What is being asked:
Quote the listing below in its entirety.

Records for processing:

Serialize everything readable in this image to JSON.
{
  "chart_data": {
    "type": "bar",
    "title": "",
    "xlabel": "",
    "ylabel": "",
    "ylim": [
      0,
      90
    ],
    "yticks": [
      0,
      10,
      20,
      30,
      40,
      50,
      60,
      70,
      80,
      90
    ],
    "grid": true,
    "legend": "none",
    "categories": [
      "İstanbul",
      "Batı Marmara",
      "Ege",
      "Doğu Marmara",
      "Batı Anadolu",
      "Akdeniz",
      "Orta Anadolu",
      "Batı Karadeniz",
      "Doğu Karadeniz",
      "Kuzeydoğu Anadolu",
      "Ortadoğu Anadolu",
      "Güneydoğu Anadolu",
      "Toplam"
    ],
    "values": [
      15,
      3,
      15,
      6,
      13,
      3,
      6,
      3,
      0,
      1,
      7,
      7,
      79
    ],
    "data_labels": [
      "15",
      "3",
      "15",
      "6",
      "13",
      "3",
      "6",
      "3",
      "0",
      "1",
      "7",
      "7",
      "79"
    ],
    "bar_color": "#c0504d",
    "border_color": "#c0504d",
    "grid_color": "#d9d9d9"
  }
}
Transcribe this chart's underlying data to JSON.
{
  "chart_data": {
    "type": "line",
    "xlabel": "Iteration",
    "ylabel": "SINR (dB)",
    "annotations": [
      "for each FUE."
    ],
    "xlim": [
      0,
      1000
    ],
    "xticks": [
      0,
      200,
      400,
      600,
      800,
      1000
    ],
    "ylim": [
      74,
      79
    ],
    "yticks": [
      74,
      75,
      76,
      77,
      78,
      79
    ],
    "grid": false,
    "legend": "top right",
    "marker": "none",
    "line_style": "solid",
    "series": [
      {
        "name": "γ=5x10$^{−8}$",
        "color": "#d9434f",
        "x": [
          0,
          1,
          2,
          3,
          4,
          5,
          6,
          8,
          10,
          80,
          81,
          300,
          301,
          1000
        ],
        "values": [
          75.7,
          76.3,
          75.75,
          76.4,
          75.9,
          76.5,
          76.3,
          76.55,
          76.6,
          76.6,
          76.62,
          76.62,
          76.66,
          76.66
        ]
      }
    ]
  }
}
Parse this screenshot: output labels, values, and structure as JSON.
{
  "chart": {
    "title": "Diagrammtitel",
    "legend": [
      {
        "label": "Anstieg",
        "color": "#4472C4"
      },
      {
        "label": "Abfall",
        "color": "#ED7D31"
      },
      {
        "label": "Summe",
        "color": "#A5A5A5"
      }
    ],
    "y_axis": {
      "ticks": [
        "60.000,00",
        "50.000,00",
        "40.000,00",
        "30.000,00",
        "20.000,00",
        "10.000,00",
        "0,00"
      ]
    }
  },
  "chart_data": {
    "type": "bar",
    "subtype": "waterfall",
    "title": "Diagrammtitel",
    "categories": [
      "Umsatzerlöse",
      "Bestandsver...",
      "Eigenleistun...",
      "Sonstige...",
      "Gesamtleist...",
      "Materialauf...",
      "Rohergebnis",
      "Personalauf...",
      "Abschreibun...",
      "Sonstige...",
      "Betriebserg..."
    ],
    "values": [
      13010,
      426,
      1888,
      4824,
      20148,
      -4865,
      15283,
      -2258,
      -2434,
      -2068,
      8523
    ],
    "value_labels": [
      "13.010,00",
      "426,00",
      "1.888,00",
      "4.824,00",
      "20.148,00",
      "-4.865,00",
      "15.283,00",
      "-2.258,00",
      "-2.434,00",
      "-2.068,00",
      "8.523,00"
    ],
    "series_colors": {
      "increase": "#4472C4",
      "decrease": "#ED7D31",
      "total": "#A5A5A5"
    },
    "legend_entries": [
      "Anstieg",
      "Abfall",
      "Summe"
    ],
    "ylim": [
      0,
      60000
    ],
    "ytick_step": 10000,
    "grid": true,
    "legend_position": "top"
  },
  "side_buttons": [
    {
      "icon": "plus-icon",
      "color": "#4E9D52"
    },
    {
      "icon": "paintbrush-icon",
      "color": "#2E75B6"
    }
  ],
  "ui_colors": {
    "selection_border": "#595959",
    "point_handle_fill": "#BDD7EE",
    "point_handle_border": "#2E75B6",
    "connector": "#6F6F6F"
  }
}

Problem solution:
Serialize everything readable in this image to JSON.
{
  "chart_data": {
    "type": "bar",
    "title": "",
    "xlabel": "",
    "ylabel": "",
    "ylim": [
      0,
      90
    ],
    "yticks": [
      0,
      10,
      20,
      30,
      40,
      50,
      60,
      70,
      80,
      90
    ],
    "grid": true,
    "legend": "none",
    "categories": [
      "İstanbul",
      "Batı Marmara",
      "Ege",
      "Doğu Marmara",
      "Batı Anadolu",
      "Akdeniz",
      "Orta Anadolu",
      "Batı Karadeniz",
      "Doğu Karadeniz",
      "Kuzeydoğu Anadolu",
      "Ortadoğu Anadolu",
      "Güneydoğu Anadolu",
      "Toplam"
    ],
    "values": [
      15,
      3,
      15,
      6,
      13,
      3,
      6,
      3,
      0,
      1,
      7,
      7,
      79
    ],
    "data_labels": [
      "15",
      "3",
      "15",
      "6",
      "13",
      "3",
      "6",
      "3",
      "0",
      "1",
      "7",
      "7",
      "79"
    ],
    "bar_color": "#c0504d",
    "border_color": "#c0504d",
    "grid_color": "#d9d9d9"
  }
}
Transcribe this chart's underlying data to JSON.
{
  "chart_data": {
    "type": "line",
    "xlabel": "Iteration",
    "ylabel": "SINR (dB)",
    "annotations": [
      "for each FUE."
    ],
    "xlim": [
      0,
      1000
    ],
    "xticks": [
      0,
      200,
      400,
      600,
      800,
      1000
    ],
    "ylim": [
      74,
      79
    ],
    "yticks": [
      74,
      75,
      76,
      77,
      78,
      79
    ],
    "grid": false,
    "legend": "top right",
    "marker": "none",
    "line_style": "solid",
    "series": [
      {
        "name": "γ=5x10$^{−8}$",
        "color": "#d9434f",
        "x": [
          0,
          1,
          2,
          3,
          4,
          5,
          6,
          8,
          10,
          80,
          81,
          300,
          301,
          1000
        ],
        "values": [
          75.7,
          76.3,
          75.75,
          76.4,
          75.9,
          76.5,
          76.3,
          76.55,
          76.6,
          76.6,
          76.62,
          76.62,
          76.66,
          76.66
        ]
      }
    ]
  }
}
Parse this screenshot: output labels, values, and structure as JSON.
{
  "chart": {
    "title": "Diagrammtitel",
    "legend": [
      {
        "label": "Anstieg",
        "color": "#4472C4"
      },
      {
        "label": "Abfall",
        "color": "#ED7D31"
      },
      {
        "label": "Summe",
        "color": "#A5A5A5"
      }
    ],
    "y_axis": {
      "ticks": [
        "60.000,00",
        "50.000,00",
        "40.000,00",
        "30.000,00",
        "20.000,00",
        "10.000,00",
        "0,00"
      ]
    }
  },
  "chart_data": {
    "type": "bar",
    "subtype": "waterfall",
    "title": "Diagrammtitel",
    "categories": [
      "Umsatzerlöse",
      "Bestandsver...",
      "Eigenleistun...",
      "Sonstige...",
      "Gesamtleist...",
      "Materialauf...",
      "Rohergebnis",
      "Personalauf...",
      "Abschreibun...",
      "Sonstige...",
      "Betriebserg..."
    ],
    "values": [
      13010,
      426,
      1888,
      4824,
      20148,
      -4865,
      15283,
      -2258,
      -2434,
      -2068,
      8523
    ],
    "value_labels": [
      "13.010,00",
      "426,00",
      "1.888,00",
      "4.824,00",
      "20.148,00",
      "-4.865,00",
      "15.283,00",
      "-2.258,00",
      "-2.434,00",
      "-2.068,00",
      "8.523,00"
    ],
    "series_colors": {
      "increase": "#4472C4",
      "decrease": "#ED7D31",
      "total": "#A5A5A5"
    },
    "legend_entries": [
      "Anstieg",
      "Abfall",
      "Summe"
    ],
    "ylim": [
      0,
      60000
    ],
    "ytick_step": 10000,
    "grid": true,
    "legend_position": "top"
  },
  "side_buttons": [
    {
      "icon": "plus-icon",
      "color": "#4E9D52"
    },
    {
      "icon": "paintbrush-icon",
      "color": "#2E75B6"
    }
  ],
  "ui_colors": {
    "selection_border": "#595959",
    "point_handle_fill": "#BDD7EE",
    "point_handle_border": "#2E75B6",
    "connector": "#6F6F6F"
  }
}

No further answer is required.